═══ Provided information

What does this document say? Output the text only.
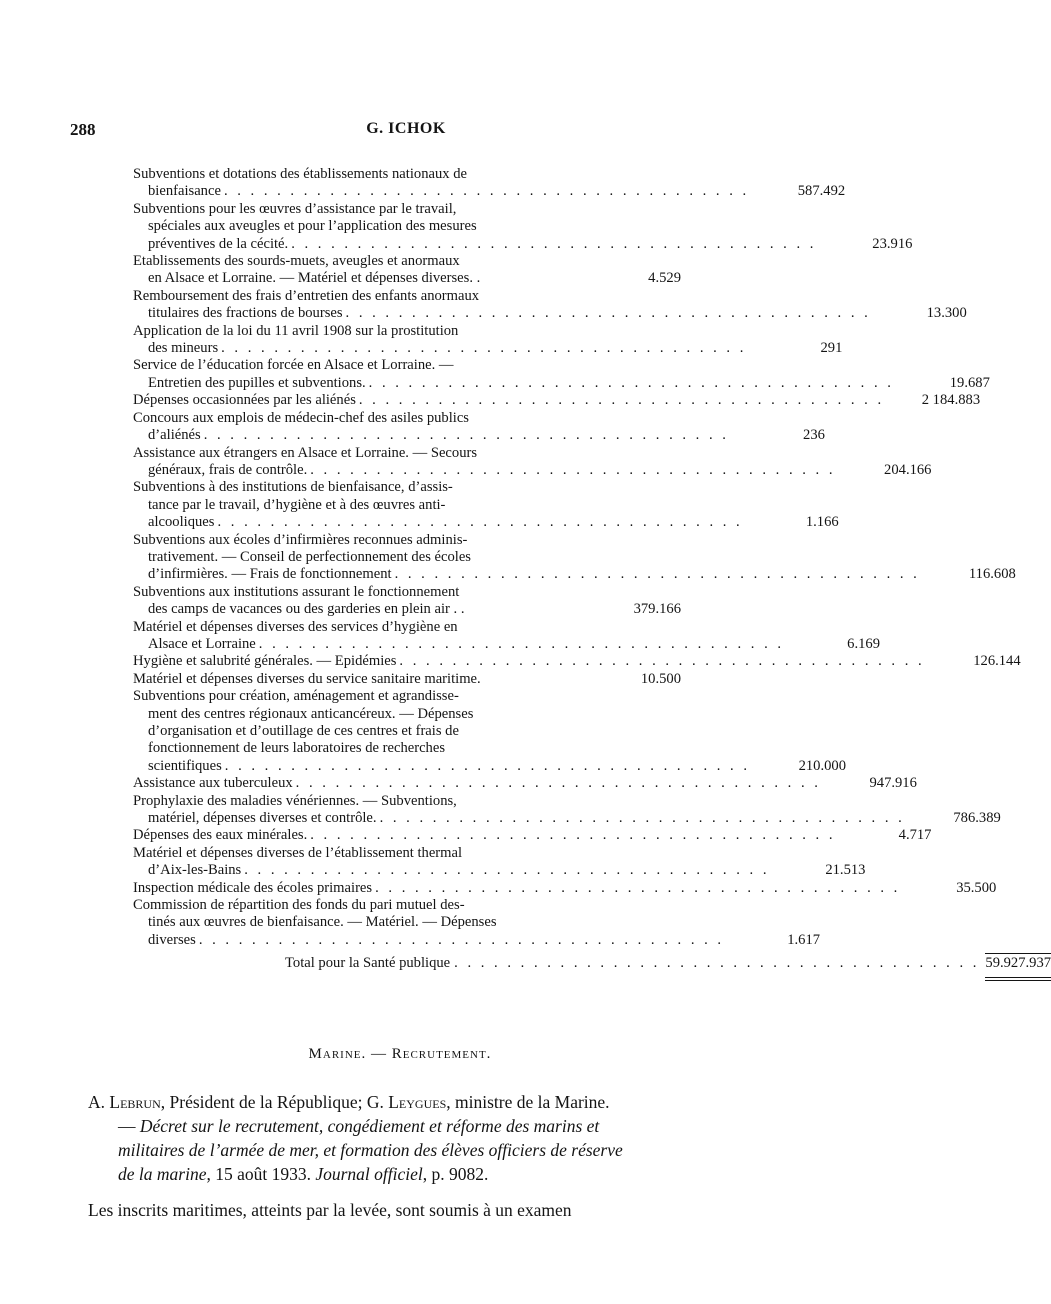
288	G. ICHOK
Subventions et dotations des établissements nationaux de
bienfaisance . . . . . . . . . . . . . . . . . . . . . . . . . . . . . . . . . . . . . . . .	587.492
Subventions pour les œuvres d’assistance par le travail,
spéciales aux aveugles et pour l’application des mesures
préventives de la cécité. . . . . . . . . . . . . . . . . . . . . . . . . . . . . . . . . . . . . . . . .	23.916
Etablissements des sourds-muets, aveugles et anormaux
en Alsace et Lorraine. — Matériel et dépenses diverses. .	4.529
Remboursement des frais d’entretien des enfants anormaux
titulaires des fractions de bourses . . . . . . . . . . . . . . . . . . . . . . . . . . . . . . . . . . . . . . . .	13.300
Application de la loi du 11 avril 1908 sur la prostitution
des mineurs . . . . . . . . . . . . . . . . . . . . . . . . . . . . . . . . . . . . . . . .	291
Service de l’éducation forcée en Alsace et Lorraine. —
Entretien des pupilles et subventions. . . . . . . . . . . . . . . . . . . . . . . . . . . . . . . . . . . . . . . . .	19.687
Dépenses occasionnées par les aliénés . . . . . . . . . . . . . . . . . . . . . . . . . . . . . . . . . . . . . . . .	2 184.883
Concours aux emplois de médecin-chef des asiles publics
d’aliénés . . . . . . . . . . . . . . . . . . . . . . . . . . . . . . . . . . . . . . . .	236
Assistance aux étrangers en Alsace et Lorraine. — Secours
généraux, frais de contrôle. . . . . . . . . . . . . . . . . . . . . . . . . . . . . . . . . . . . . . . . .	204.166
Subventions à des institutions de bienfaisance, d’assis-
tance par le travail, d’hygiène et à des œuvres anti-
alcooliques . . . . . . . . . . . . . . . . . . . . . . . . . . . . . . . . . . . . . . . .	1.166
Subventions aux écoles d’infirmières reconnues adminis-
trativement. — Conseil de perfectionnement des écoles
d’infirmières. — Frais de fonctionnement . . . . . . . . . . . . . . . . . . . . . . . . . . . . . . . . . . . . . . . .	116.608
Subventions aux institutions assurant le fonctionnement
des camps de vacances ou des garderies en plein air . .	379.166
Matériel et dépenses diverses des services d’hygiène en
Alsace et Lorraine . . . . . . . . . . . . . . . . . . . . . . . . . . . . . . . . . . . . . . . .	6.169
Hygiène et salubrité générales. — Epidémies . . . . . . . . . . . . . . . . . . . . . . . . . . . . . . . . . . . . . . . .	126.144
Matériel et dépenses diverses du service sanitaire maritime.	10.500
Subventions pour création, aménagement et agrandisse-
ment des centres régionaux anticancéreux. — Dépenses
d’organisation et d’outillage de ces centres et frais de
fonctionnement de leurs laboratoires de recherches
scientifiques . . . . . . . . . . . . . . . . . . . . . . . . . . . . . . . . . . . . . . . .	210.000
Assistance aux tuberculeux . . . . . . . . . . . . . . . . . . . . . . . . . . . . . . . . . . . . . . . .	947.916
Prophylaxie des maladies vénériennes. — Subventions,
matériel, dépenses diverses et contrôle. . . . . . . . . . . . . . . . . . . . . . . . . . . . . . . . . . . . . . . . .	786.389
Dépenses des eaux minérales. . . . . . . . . . . . . . . . . . . . . . . . . . . . . . . . . . . . . . . . .	4.717
Matériel et dépenses diverses de l’établissement thermal
d’Aix-les-Bains . . . . . . . . . . . . . . . . . . . . . . . . . . . . . . . . . . . . . . . .	21.513
Inspection médicale des écoles primaires . . . . . . . . . . . . . . . . . . . . . . . . . . . . . . . . . . . . . . . .	35.500
Commission de répartition des fonds du pari mutuel des-
tinés aux œuvres de bienfaisance. — Matériel. — Dépenses
diverses . . . . . . . . . . . . . . . . . . . . . . . . . . . . . . . . . . . . . . . .	1.617
Total pour la Santé publique . . . . . . . . . . . . . . . . . . . . . . . . . . . . . . . . . . . . . . . . 59.927.937
Marine. — Recrutement.
A. Lebrun, Président de la République; G. Leygues, ministre de la Marine.
— Décret sur le recrutement, congédiement et réforme des marins et
militaires de l’armée de mer, et formation des élèves officiers de réserve
de la marine, 15 août 1933. Journal officiel, p. 9082.
Les inscrits maritimes, atteints par la levée, sont soumis à un examen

══════

__To do__:
Identify the lines that contain the string "œuvres", and copy every one of them.

__Full response__:
Subventions pour les œuvres d’assistance par le travail,
tance par le travail, d’hygiène et à des œuvres anti-
tinés aux œuvres de bienfaisance. — Matériel. — Dépenses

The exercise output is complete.